Segment Start: GIVEN DATA
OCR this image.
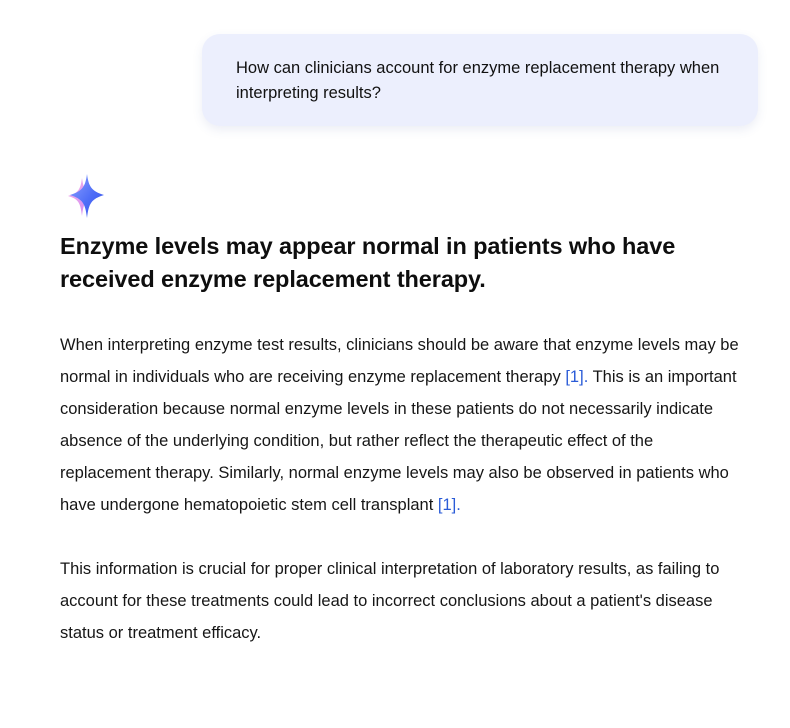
How can clinicians account for enzyme replacement therapy when interpreting results?
Enzyme levels may appear normal in patients who have received enzyme replacement therapy.

When interpreting enzyme test results, clinicians should be aware that enzyme levels may be normal in individuals who are receiving enzyme replacement therapy [1]. This is an important consideration because normal enzyme levels in these patients do not necessarily indicate absence of the underlying condition, but rather reflect the therapeutic effect of the replacement therapy. Similarly, normal enzyme levels may also be observed in patients who have undergone hematopoietic stem cell transplant [1].

This information is crucial for proper clinical interpretation of laboratory results, as failing to account for these treatments could lead to incorrect conclusions about a patient's disease status or treatment efficacy.
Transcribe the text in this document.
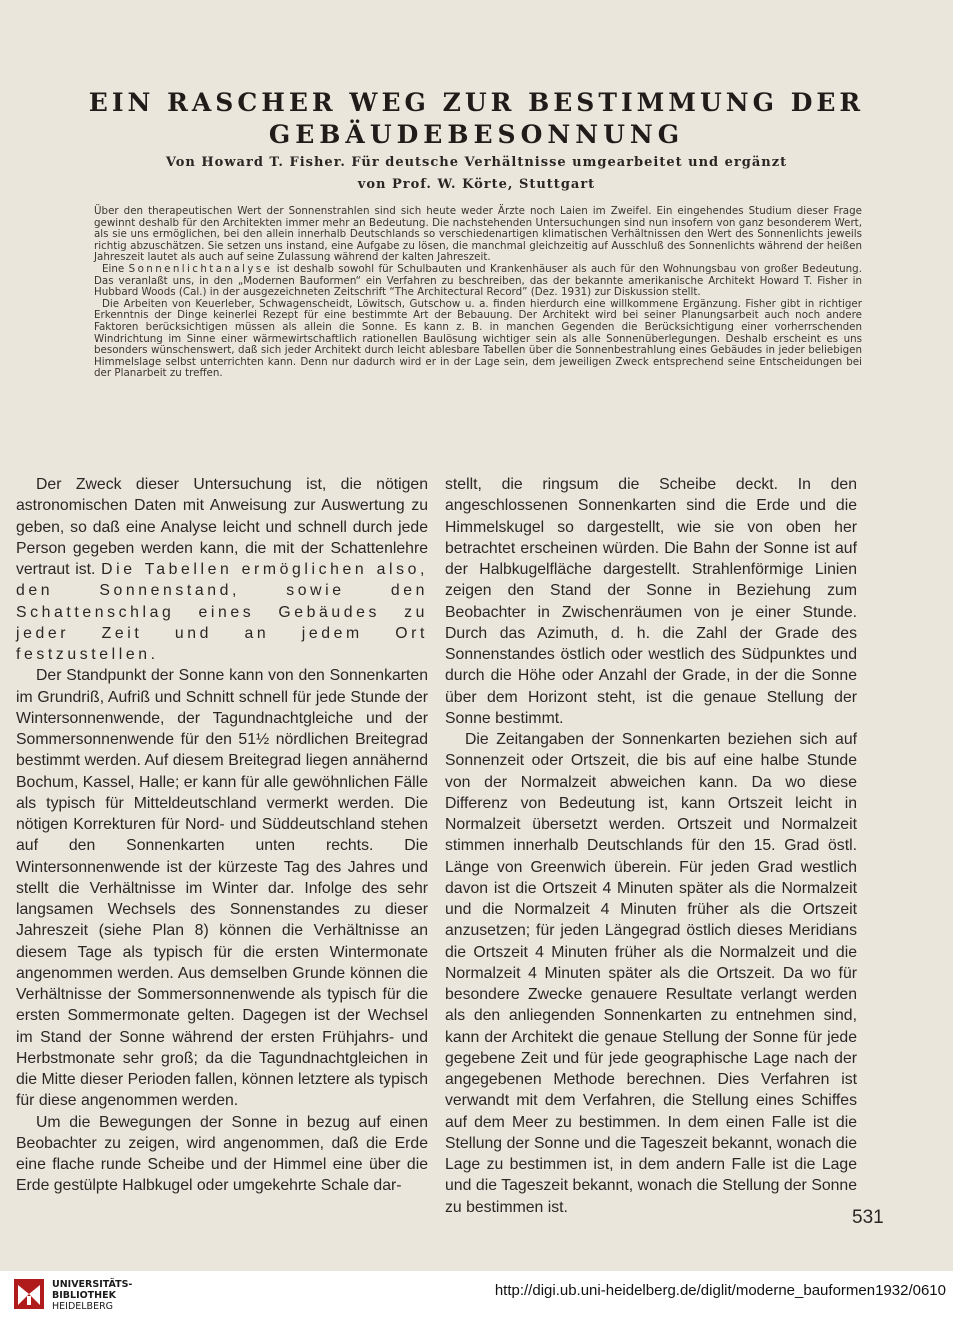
EIN RASCHER WEG ZUR BESTIMMUNG DER
GEBÄUDEBESONNUNG
Von Howard T. Fisher. Für deutsche Verhältnisse umgearbeitet und ergänzt
von Prof. W. Körte, Stuttgart

Über den therapeutischen Wert der Sonnenstrahlen sind sich heute weder Ärzte noch Laien im Zweifel. Ein eingehendes Studium dieser Frage gewinnt deshalb für den Architekten immer mehr an Bedeutung. Die nachstehenden Untersuchungen sind nun insofern von ganz besonderem Wert, als sie uns ermöglichen, bei den allein innerhalb Deutschlands so verschiedenartigen klimatischen Verhältnissen den Wert des Sonnenlichts jeweils richtig abzuschätzen. Sie setzen uns instand, eine Aufgabe zu lösen, die manchmal gleichzeitig auf Ausschluß des Sonnenlichts während der heißen Jahreszeit lautet als auch auf seine Zulassung während der kalten Jahreszeit.

Eine Sonnenlichtanalyse ist deshalb sowohl für Schulbauten und Krankenhäuser als auch für den Wohnungsbau von großer Bedeutung. Das veranlaßt uns, in den „Modernen Bauformen“ ein Verfahren zu beschreiben, das der bekannte amerikanische Architekt Howard T. Fisher in Hubbard Woods (Cal.) in der ausgezeichneten Zeitschrift “The Architectural Record” (Dez. 1931) zur Diskussion stellt.

Die Arbeiten von Keuerleber, Schwagenscheidt, Löwitsch, Gutschow u. a. finden hierdurch eine willkommene Ergänzung. Fisher gibt in richtiger Erkenntnis der Dinge keinerlei Rezept für eine bestimmte Art der Bebauung. Der Architekt wird bei seiner Planungsarbeit auch noch andere Faktoren berücksichtigen müssen als allein die Sonne. Es kann z. B. in manchen Gegenden die Berücksichtigung einer vorherrschenden Windrichtung im Sinne einer wärmewirtschaftlich rationellen Baulösung wichtiger sein als alle Sonnenüberlegungen. Deshalb erscheint es uns besonders wünschenswert, daß sich jeder Architekt durch leicht ablesbare Tabellen über die Sonnenbestrahlung eines Gebäudes in jeder beliebigen Himmelslage selbst unterrichten kann. Denn nur dadurch wird er in der Lage sein, dem jeweiligen Zweck entsprechend seine Entscheidungen bei der Planarbeit zu treffen.

Der Zweck dieser Untersuchung ist, die nötigen astronomischen Daten mit Anweisung zur Auswertung zu geben, so daß eine Analyse leicht und schnell durch jede Person gegeben werden kann, die mit der Schattenlehre vertraut ist. Die Tabellen ermöglichen also, den Sonnenstand, sowie den Schattenschlag eines Gebäudes zu jeder Zeit und an jedem Ort festzustellen.

Der Standpunkt der Sonne kann von den Sonnenkarten im Grundriß, Aufriß und Schnitt schnell für jede Stunde der Wintersonnenwende, der Tagundnachtgleiche und der Sommersonnenwende für den 51½ nördlichen Breitegrad bestimmt werden. Auf diesem Breitegrad liegen annähernd Bochum, Kassel, Halle; er kann für alle gewöhnlichen Fälle als typisch für Mitteldeutschland vermerkt werden. Die nötigen Korrekturen für Nord- und Süddeutschland stehen auf den Sonnenkarten unten rechts. Die Wintersonnenwende ist der kürzeste Tag des Jahres und stellt die Verhältnisse im Winter dar. Infolge des sehr langsamen Wechsels des Sonnenstandes zu dieser Jahreszeit (siehe Plan 8) können die Verhältnisse an diesem Tage als typisch für die ersten Wintermonate angenommen werden. Aus demselben Grunde können die Verhältnisse der Sommersonnenwende als typisch für die ersten Sommermonate gelten. Dagegen ist der Wechsel im Stand der Sonne während der ersten Frühjahrs- und Herbstmonate sehr groß; da die Tagundnachtgleichen in die Mitte dieser Perioden fallen, können letztere als typisch für diese angenommen werden.

Um die Bewegungen der Sonne in bezug auf einen Beobachter zu zeigen, wird angenommen, daß die Erde eine flache runde Scheibe und der Himmel eine über die Erde gestülpte Halbkugel oder umgekehrte Schale dar-

stellt, die ringsum die Scheibe deckt. In den angeschlossenen Sonnenkarten sind die Erde und die Himmelskugel so dargestellt, wie sie von oben her betrachtet erscheinen würden. Die Bahn der Sonne ist auf der Halbkugelfläche dargestellt. Strahlenförmige Linien zeigen den Stand der Sonne in Beziehung zum Beobachter in Zwischenräumen von je einer Stunde. Durch das Azimuth, d. h. die Zahl der Grade des Sonnenstandes östlich oder westlich des Südpunktes und durch die Höhe oder Anzahl der Grade, in der die Sonne über dem Horizont steht, ist die genaue Stellung der Sonne bestimmt.

Die Zeitangaben der Sonnenkarten beziehen sich auf Sonnenzeit oder Ortszeit, die bis auf eine halbe Stunde von der Normalzeit abweichen kann. Da wo diese Differenz von Bedeutung ist, kann Ortszeit leicht in Normalzeit übersetzt werden. Ortszeit und Normalzeit stimmen innerhalb Deutschlands für den 15. Grad östl. Länge von Greenwich überein. Für jeden Grad westlich davon ist die Ortszeit 4 Minuten später als die Normalzeit und die Normalzeit 4 Minuten früher als die Ortszeit anzusetzen; für jeden Längegrad östlich dieses Meridians die Ortszeit 4 Minuten früher als die Normalzeit und die Normalzeit 4 Minuten später als die Ortszeit. Da wo für besondere Zwecke genauere Resultate verlangt werden als den anliegenden Sonnenkarten zu entnehmen sind, kann der Architekt die genaue Stellung der Sonne für jede gegebene Zeit und für jede geographische Lage nach der angegebenen Methode berechnen. Dies Verfahren ist verwandt mit dem Verfahren, die Stellung eines Schiffes auf dem Meer zu bestimmen. In dem einen Falle ist die Stellung der Sonne und die Tageszeit bekannt, wonach die Lage zu bestimmen ist, in dem andern Falle ist die Lage und die Tageszeit bekannt, wonach die Stellung der Sonne zu bestimmen ist.	531
UNIVERSITÄTS-
BIBLIOTHEK
HEIDELBERG
http://digi.ub.uni-heidelberg.de/diglit/moderne_bauformen1932/0610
Segment End: GIVEN DATA
PROBLEM REQUIREMENTS:
Set each line of the records down exactly, leaving every picture out.

SOLUTION BELOW:
OCR this image.
How can clinicians account for enzyme replacement therapy when interpreting results?
Enzyme levels may appear normal in patients who have received enzyme replacement therapy.

When interpreting enzyme test results, clinicians should be aware that enzyme levels may be normal in individuals who are receiving enzyme replacement therapy [1]. This is an important consideration because normal enzyme levels in these patients do not necessarily indicate absence of the underlying condition, but rather reflect the therapeutic effect of the replacement therapy. Similarly, normal enzyme levels may also be observed in patients who have undergone hematopoietic stem cell transplant [1].

This information is crucial for proper clinical interpretation of laboratory results, as failing to account for these treatments could lead to incorrect conclusions about a patient's disease status or treatment efficacy.
Transcribe the text in this document.
EIN RASCHER WEG ZUR BESTIMMUNG DER
GEBÄUDEBESONNUNG
Von Howard T. Fisher. Für deutsche Verhältnisse umgearbeitet und ergänzt
von Prof. W. Körte, Stuttgart

Über den therapeutischen Wert der Sonnenstrahlen sind sich heute weder Ärzte noch Laien im Zweifel. Ein eingehendes Studium dieser Frage gewinnt deshalb für den Architekten immer mehr an Bedeutung. Die nachstehenden Untersuchungen sind nun insofern von ganz besonderem Wert, als sie uns ermöglichen, bei den allein innerhalb Deutschlands so verschiedenartigen klimatischen Verhältnissen den Wert des Sonnenlichts jeweils richtig abzuschätzen. Sie setzen uns instand, eine Aufgabe zu lösen, die manchmal gleichzeitig auf Ausschluß des Sonnenlichts während der heißen Jahreszeit lautet als auch auf seine Zulassung während der kalten Jahreszeit.

Eine Sonnenlichtanalyse ist deshalb sowohl für Schulbauten und Krankenhäuser als auch für den Wohnungsbau von großer Bedeutung. Das veranlaßt uns, in den „Modernen Bauformen“ ein Verfahren zu beschreiben, das der bekannte amerikanische Architekt Howard T. Fisher in Hubbard Woods (Cal.) in der ausgezeichneten Zeitschrift “The Architectural Record” (Dez. 1931) zur Diskussion stellt.

Die Arbeiten von Keuerleber, Schwagenscheidt, Löwitsch, Gutschow u. a. finden hierdurch eine willkommene Ergänzung. Fisher gibt in richtiger Erkenntnis der Dinge keinerlei Rezept für eine bestimmte Art der Bebauung. Der Architekt wird bei seiner Planungsarbeit auch noch andere Faktoren berücksichtigen müssen als allein die Sonne. Es kann z. B. in manchen Gegenden die Berücksichtigung einer vorherrschenden Windrichtung im Sinne einer wärmewirtschaftlich rationellen Baulösung wichtiger sein als alle Sonnenüberlegungen. Deshalb erscheint es uns besonders wünschenswert, daß sich jeder Architekt durch leicht ablesbare Tabellen über die Sonnenbestrahlung eines Gebäudes in jeder beliebigen Himmelslage selbst unterrichten kann. Denn nur dadurch wird er in der Lage sein, dem jeweiligen Zweck entsprechend seine Entscheidungen bei der Planarbeit zu treffen.

Der Zweck dieser Untersuchung ist, die nötigen astronomischen Daten mit Anweisung zur Auswertung zu geben, so daß eine Analyse leicht und schnell durch jede Person gegeben werden kann, die mit der Schattenlehre vertraut ist. Die Tabellen ermöglichen also, den Sonnenstand, sowie den Schattenschlag eines Gebäudes zu jeder Zeit und an jedem Ort festzustellen.

Der Standpunkt der Sonne kann von den Sonnenkarten im Grundriß, Aufriß und Schnitt schnell für jede Stunde der Wintersonnenwende, der Tagundnachtgleiche und der Sommersonnenwende für den 51½ nördlichen Breitegrad bestimmt werden. Auf diesem Breitegrad liegen annähernd Bochum, Kassel, Halle; er kann für alle gewöhnlichen Fälle als typisch für Mitteldeutschland vermerkt werden. Die nötigen Korrekturen für Nord- und Süddeutschland stehen auf den Sonnenkarten unten rechts. Die Wintersonnenwende ist der kürzeste Tag des Jahres und stellt die Verhältnisse im Winter dar. Infolge des sehr langsamen Wechsels des Sonnenstandes zu dieser Jahreszeit (siehe Plan 8) können die Verhältnisse an diesem Tage als typisch für die ersten Wintermonate angenommen werden. Aus demselben Grunde können die Verhältnisse der Sommersonnenwende als typisch für die ersten Sommermonate gelten. Dagegen ist der Wechsel im Stand der Sonne während der ersten Frühjahrs- und Herbstmonate sehr groß; da die Tagundnachtgleichen in die Mitte dieser Perioden fallen, können letztere als typisch für diese angenommen werden.

Um die Bewegungen der Sonne in bezug auf einen Beobachter zu zeigen, wird angenommen, daß die Erde eine flache runde Scheibe und der Himmel eine über die Erde gestülpte Halbkugel oder umgekehrte Schale dar-

stellt, die ringsum die Scheibe deckt. In den angeschlossenen Sonnenkarten sind die Erde und die Himmelskugel so dargestellt, wie sie von oben her betrachtet erscheinen würden. Die Bahn der Sonne ist auf der Halbkugelfläche dargestellt. Strahlenförmige Linien zeigen den Stand der Sonne in Beziehung zum Beobachter in Zwischenräumen von je einer Stunde. Durch das Azimuth, d. h. die Zahl der Grade des Sonnenstandes östlich oder westlich des Südpunktes und durch die Höhe oder Anzahl der Grade, in der die Sonne über dem Horizont steht, ist die genaue Stellung der Sonne bestimmt.

Die Zeitangaben der Sonnenkarten beziehen sich auf Sonnenzeit oder Ortszeit, die bis auf eine halbe Stunde von der Normalzeit abweichen kann. Da wo diese Differenz von Bedeutung ist, kann Ortszeit leicht in Normalzeit übersetzt werden. Ortszeit und Normalzeit stimmen innerhalb Deutschlands für den 15. Grad östl. Länge von Greenwich überein. Für jeden Grad westlich davon ist die Ortszeit 4 Minuten später als die Normalzeit und die Normalzeit 4 Minuten früher als die Ortszeit anzusetzen; für jeden Längegrad östlich dieses Meridians die Ortszeit 4 Minuten früher als die Normalzeit und die Normalzeit 4 Minuten später als die Ortszeit. Da wo für besondere Zwecke genauere Resultate verlangt werden als den anliegenden Sonnenkarten zu entnehmen sind, kann der Architekt die genaue Stellung der Sonne für jede gegebene Zeit und für jede geographische Lage nach der angegebenen Methode berechnen. Dies Verfahren ist verwandt mit dem Verfahren, die Stellung eines Schiffes auf dem Meer zu bestimmen. In dem einen Falle ist die Stellung der Sonne und die Tageszeit bekannt, wonach die Lage zu bestimmen ist, in dem andern Falle ist die Lage und die Tageszeit bekannt, wonach die Stellung der Sonne zu bestimmen ist.	531
UNIVERSITÄTS-
BIBLIOTHEK
HEIDELBERG
http://digi.ub.uni-heidelberg.de/diglit/moderne_bauformen1932/0610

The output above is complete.